PROBLEM DETAILS >> An exact copy of every record is needed.
# # # # # # #
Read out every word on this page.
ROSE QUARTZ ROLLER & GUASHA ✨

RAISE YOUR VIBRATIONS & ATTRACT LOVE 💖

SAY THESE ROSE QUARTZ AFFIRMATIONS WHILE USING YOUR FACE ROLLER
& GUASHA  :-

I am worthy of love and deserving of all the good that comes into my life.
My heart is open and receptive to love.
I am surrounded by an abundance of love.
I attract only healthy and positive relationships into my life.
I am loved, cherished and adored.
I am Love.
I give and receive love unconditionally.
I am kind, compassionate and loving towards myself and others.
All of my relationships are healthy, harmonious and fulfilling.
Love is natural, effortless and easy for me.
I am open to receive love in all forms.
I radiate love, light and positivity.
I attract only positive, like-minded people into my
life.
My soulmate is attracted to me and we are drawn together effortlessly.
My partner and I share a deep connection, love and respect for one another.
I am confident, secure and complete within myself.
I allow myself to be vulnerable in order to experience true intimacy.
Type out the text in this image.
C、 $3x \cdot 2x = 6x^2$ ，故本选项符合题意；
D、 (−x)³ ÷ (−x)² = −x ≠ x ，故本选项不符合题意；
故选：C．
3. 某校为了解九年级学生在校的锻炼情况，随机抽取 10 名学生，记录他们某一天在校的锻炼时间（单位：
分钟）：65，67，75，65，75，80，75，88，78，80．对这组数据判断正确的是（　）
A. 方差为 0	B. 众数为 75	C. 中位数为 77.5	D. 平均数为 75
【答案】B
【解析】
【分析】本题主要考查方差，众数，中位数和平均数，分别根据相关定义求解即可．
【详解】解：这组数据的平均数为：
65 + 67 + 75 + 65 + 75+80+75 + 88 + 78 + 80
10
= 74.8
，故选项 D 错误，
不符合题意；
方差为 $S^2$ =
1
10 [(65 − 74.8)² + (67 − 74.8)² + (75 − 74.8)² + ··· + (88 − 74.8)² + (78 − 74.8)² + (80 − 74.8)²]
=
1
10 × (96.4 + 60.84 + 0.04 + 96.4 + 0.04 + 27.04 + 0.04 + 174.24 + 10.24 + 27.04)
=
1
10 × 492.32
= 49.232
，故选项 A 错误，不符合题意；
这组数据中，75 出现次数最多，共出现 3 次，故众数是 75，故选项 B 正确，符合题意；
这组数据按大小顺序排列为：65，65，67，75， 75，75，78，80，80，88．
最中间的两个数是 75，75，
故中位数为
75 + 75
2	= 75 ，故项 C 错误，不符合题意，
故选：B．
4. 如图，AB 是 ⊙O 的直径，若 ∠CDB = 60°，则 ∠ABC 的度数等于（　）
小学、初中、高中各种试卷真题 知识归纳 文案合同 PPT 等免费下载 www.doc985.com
# # # # # # #
OUTPUT FOR THIS TASK >>
Read out every word on this page.
ROSE QUARTZ ROLLER & GUASHA ✨

RAISE YOUR VIBRATIONS & ATTRACT LOVE 💖

SAY THESE ROSE QUARTZ AFFIRMATIONS WHILE USING YOUR FACE ROLLER
& GUASHA  :-

I am worthy of love and deserving of all the good that comes into my life.
My heart is open and receptive to love.
I am surrounded by an abundance of love.
I attract only healthy and positive relationships into my life.
I am loved, cherished and adored.
I am Love.
I give and receive love unconditionally.
I am kind, compassionate and loving towards myself and others.
All of my relationships are healthy, harmonious and fulfilling.
Love is natural, effortless and easy for me.
I am open to receive love in all forms.
I radiate love, light and positivity.
I attract only positive, like-minded people into my
life.
My soulmate is attracted to me and we are drawn together effortlessly.
My partner and I share a deep connection, love and respect for one another.
I am confident, secure and complete within myself.
I allow myself to be vulnerable in order to experience true intimacy.
Type out the text in this image.
C、 $3x \cdot 2x = 6x^2$ ，故本选项符合题意；
D、 (−x)³ ÷ (−x)² = −x ≠ x ，故本选项不符合题意；
故选：C．
3. 某校为了解九年级学生在校的锻炼情况，随机抽取 10 名学生，记录他们某一天在校的锻炼时间（单位：
分钟）：65，67，75，65，75，80，75，88，78，80．对这组数据判断正确的是（　）
A. 方差为 0	B. 众数为 75	C. 中位数为 77.5	D. 平均数为 75
【答案】B
【解析】
【分析】本题主要考查方差，众数，中位数和平均数，分别根据相关定义求解即可．
【详解】解：这组数据的平均数为：
65 + 67 + 75 + 65 + 75+80+75 + 88 + 78 + 80
10
= 74.8
，故选项 D 错误，
不符合题意；
方差为 $S^2$ =
1
10 [(65 − 74.8)² + (67 − 74.8)² + (75 − 74.8)² + ··· + (88 − 74.8)² + (78 − 74.8)² + (80 − 74.8)²]
=
1
10 × (96.4 + 60.84 + 0.04 + 96.4 + 0.04 + 27.04 + 0.04 + 174.24 + 10.24 + 27.04)
=
1
10 × 492.32
= 49.232
，故选项 A 错误，不符合题意；
这组数据中，75 出现次数最多，共出现 3 次，故众数是 75，故选项 B 正确，符合题意；
这组数据按大小顺序排列为：65，65，67，75， 75，75，78，80，80，88．
最中间的两个数是 75，75，
故中位数为
75 + 75
2	= 75 ，故项 C 错误，不符合题意，
故选：B．
4. 如图，AB 是 ⊙O 的直径，若 ∠CDB = 60°，则 ∠ABC 的度数等于（　）
小学、初中、高中各种试卷真题 知识归纳 文案合同 PPT 等免费下载 www.doc985.com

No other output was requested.